Would you pull out every line of the material that contains the string "вентиляционной"?

▬▬▬▬▬▬

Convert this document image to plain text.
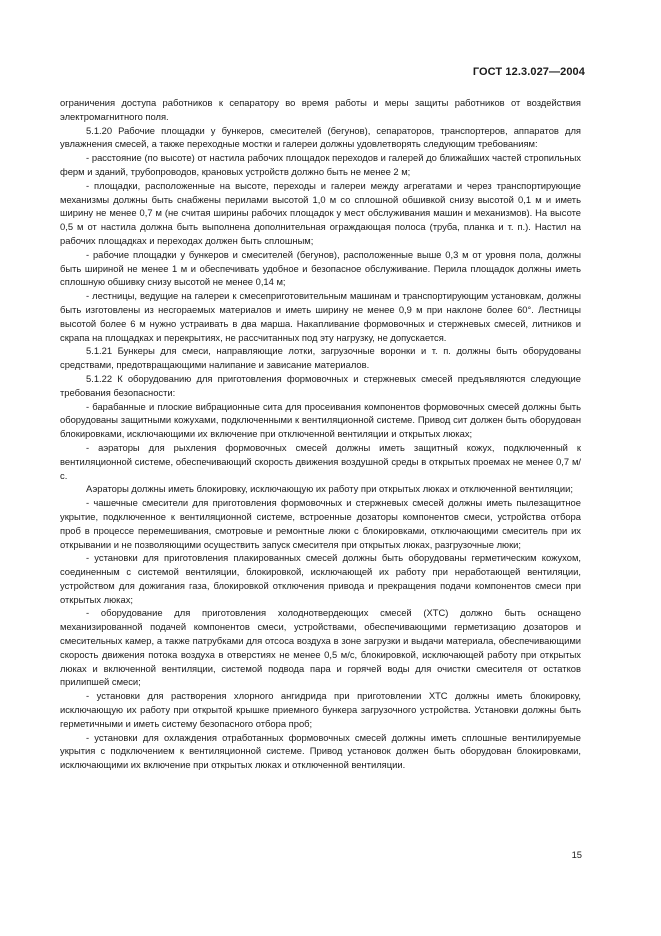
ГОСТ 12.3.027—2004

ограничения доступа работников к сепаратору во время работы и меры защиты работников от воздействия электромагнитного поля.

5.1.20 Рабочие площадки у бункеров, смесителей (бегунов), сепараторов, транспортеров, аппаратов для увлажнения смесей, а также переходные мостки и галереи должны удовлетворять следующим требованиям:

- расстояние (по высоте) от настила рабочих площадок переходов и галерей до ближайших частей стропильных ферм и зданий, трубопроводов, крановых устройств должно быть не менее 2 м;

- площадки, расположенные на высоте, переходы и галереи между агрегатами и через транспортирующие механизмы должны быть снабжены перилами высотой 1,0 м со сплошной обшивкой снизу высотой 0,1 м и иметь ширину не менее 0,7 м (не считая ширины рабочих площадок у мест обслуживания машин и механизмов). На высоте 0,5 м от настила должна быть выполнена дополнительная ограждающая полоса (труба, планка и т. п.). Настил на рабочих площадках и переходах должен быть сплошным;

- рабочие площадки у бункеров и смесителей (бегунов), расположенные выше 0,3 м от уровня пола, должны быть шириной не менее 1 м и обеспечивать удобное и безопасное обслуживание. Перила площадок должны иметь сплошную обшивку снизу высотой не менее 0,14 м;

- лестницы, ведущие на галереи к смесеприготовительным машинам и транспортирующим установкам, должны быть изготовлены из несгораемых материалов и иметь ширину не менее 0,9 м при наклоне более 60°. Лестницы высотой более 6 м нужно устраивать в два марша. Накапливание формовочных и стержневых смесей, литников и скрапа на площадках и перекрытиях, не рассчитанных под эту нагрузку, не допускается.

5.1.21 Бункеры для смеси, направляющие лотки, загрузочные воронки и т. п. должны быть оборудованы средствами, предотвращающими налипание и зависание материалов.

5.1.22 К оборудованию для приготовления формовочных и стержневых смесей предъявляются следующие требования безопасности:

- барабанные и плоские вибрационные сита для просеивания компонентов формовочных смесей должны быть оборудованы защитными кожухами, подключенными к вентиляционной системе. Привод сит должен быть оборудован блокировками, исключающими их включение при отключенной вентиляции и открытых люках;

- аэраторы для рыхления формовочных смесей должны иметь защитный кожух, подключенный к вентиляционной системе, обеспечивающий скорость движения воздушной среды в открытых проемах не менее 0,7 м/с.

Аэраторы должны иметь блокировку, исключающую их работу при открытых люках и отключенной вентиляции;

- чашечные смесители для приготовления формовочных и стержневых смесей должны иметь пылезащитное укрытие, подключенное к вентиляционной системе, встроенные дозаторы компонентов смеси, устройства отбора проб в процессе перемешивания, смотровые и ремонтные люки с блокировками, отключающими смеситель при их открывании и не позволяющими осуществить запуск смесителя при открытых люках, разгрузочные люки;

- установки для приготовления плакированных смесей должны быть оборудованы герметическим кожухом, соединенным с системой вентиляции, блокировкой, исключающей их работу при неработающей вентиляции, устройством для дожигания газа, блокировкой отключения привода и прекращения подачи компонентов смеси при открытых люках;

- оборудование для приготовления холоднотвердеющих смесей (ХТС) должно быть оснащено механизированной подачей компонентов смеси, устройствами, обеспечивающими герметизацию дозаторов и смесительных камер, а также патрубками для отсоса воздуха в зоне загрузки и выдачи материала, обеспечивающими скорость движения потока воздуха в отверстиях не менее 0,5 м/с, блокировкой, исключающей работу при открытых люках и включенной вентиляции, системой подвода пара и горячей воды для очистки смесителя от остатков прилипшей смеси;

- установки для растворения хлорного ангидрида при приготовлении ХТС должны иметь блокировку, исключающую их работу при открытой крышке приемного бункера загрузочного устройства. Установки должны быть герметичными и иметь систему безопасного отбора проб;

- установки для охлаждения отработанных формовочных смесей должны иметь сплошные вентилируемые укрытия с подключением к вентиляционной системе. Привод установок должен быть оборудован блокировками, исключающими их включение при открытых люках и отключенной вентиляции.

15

▬▬▬▬▬▬

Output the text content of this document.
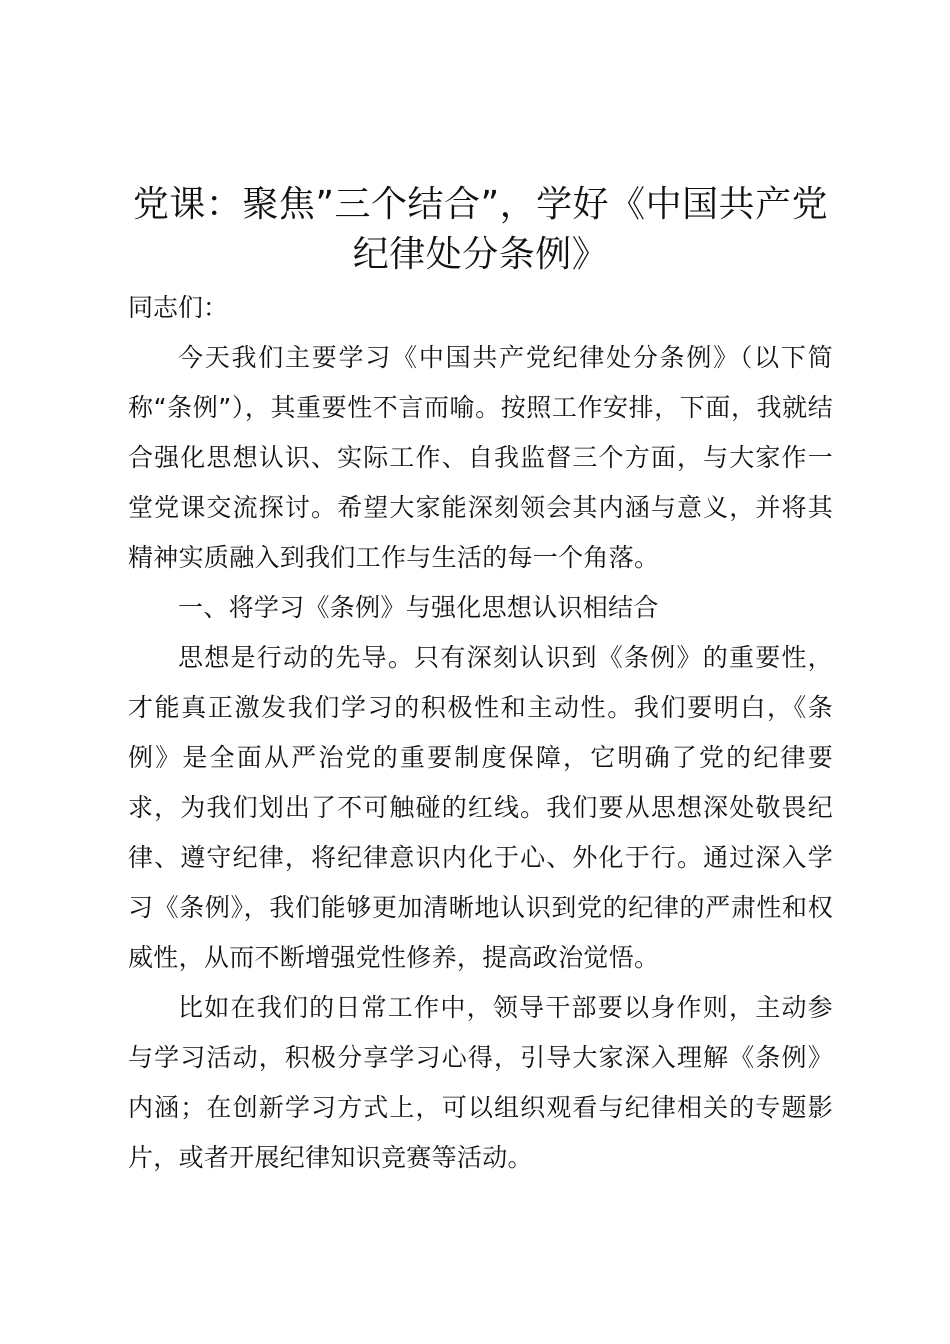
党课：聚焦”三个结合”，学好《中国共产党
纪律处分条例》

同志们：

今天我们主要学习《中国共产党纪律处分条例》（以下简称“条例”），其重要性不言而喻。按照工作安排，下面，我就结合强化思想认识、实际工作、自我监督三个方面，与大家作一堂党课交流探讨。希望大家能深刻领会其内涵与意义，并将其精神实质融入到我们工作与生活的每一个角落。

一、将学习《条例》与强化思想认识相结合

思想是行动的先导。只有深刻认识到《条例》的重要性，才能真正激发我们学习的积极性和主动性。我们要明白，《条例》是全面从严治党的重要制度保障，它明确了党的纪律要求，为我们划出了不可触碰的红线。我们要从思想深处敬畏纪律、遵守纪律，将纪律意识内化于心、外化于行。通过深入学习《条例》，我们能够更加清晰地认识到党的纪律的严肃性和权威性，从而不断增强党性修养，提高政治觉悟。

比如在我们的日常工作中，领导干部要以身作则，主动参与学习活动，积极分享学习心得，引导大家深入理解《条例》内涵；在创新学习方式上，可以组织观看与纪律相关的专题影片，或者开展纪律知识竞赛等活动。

▬▬▬▬▬▬

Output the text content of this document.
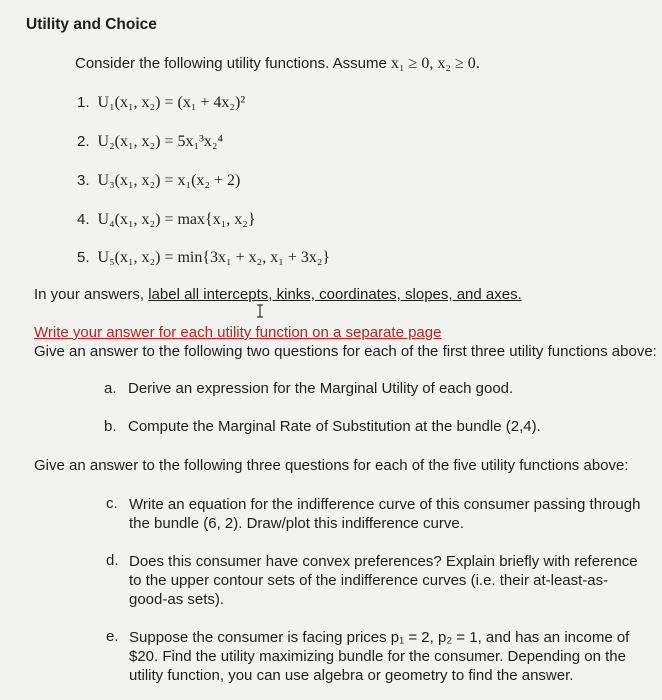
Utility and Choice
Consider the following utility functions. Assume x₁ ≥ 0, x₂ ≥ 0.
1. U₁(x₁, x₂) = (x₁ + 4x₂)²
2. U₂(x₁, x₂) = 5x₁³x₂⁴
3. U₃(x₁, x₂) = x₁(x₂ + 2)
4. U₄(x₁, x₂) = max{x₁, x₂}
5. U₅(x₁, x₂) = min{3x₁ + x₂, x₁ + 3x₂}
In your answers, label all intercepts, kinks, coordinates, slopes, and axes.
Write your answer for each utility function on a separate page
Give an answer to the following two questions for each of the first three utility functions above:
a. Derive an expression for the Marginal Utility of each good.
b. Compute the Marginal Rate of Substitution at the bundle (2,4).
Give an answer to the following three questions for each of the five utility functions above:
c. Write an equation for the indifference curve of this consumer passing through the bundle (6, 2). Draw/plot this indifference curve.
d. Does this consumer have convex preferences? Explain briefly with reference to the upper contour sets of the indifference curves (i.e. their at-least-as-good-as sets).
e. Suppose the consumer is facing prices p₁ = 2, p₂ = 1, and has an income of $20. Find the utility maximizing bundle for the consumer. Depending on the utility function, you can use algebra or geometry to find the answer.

▬▬▬▬▬▬

* REPLY:
- барабанные и плоские вибрационные сита для просеивания компонентов формовочных смесей должны быть оборудованы защитными кожухами, подключенными к вентиляционной системе. Привод сит должен быть оборудован блокировками, исключающими их включение при отключенной вентиляции и открытых люках;
- аэраторы для рыхления формовочных смесей должны иметь защитный кожух, подключенный к вентиляционной системе, обеспечивающий скорость движения воздушной среды в открытых проемах не менее 0,7 м/с.
- чашечные смесители для приготовления формовочных и стержневых смесей должны иметь пылезащитное укрытие, подключенное к вентиляционной системе, встроенные дозаторы компонентов смеси, устройства отбора проб в процессе перемешивания, смотровые и ремонтные люки с блокировками, отключающими смеситель при их открывании и не позволяющими осуществить запуск смесителя при открытых люках, разгрузочные люки;
- установки для охлаждения отработанных формовочных смесей должны иметь сплошные вентилируемые укрытия с подключением к вентиляционной системе. Привод установок должен быть оборудован блокировками, исключающими их включение при открытых люках и отключенной вентиляции.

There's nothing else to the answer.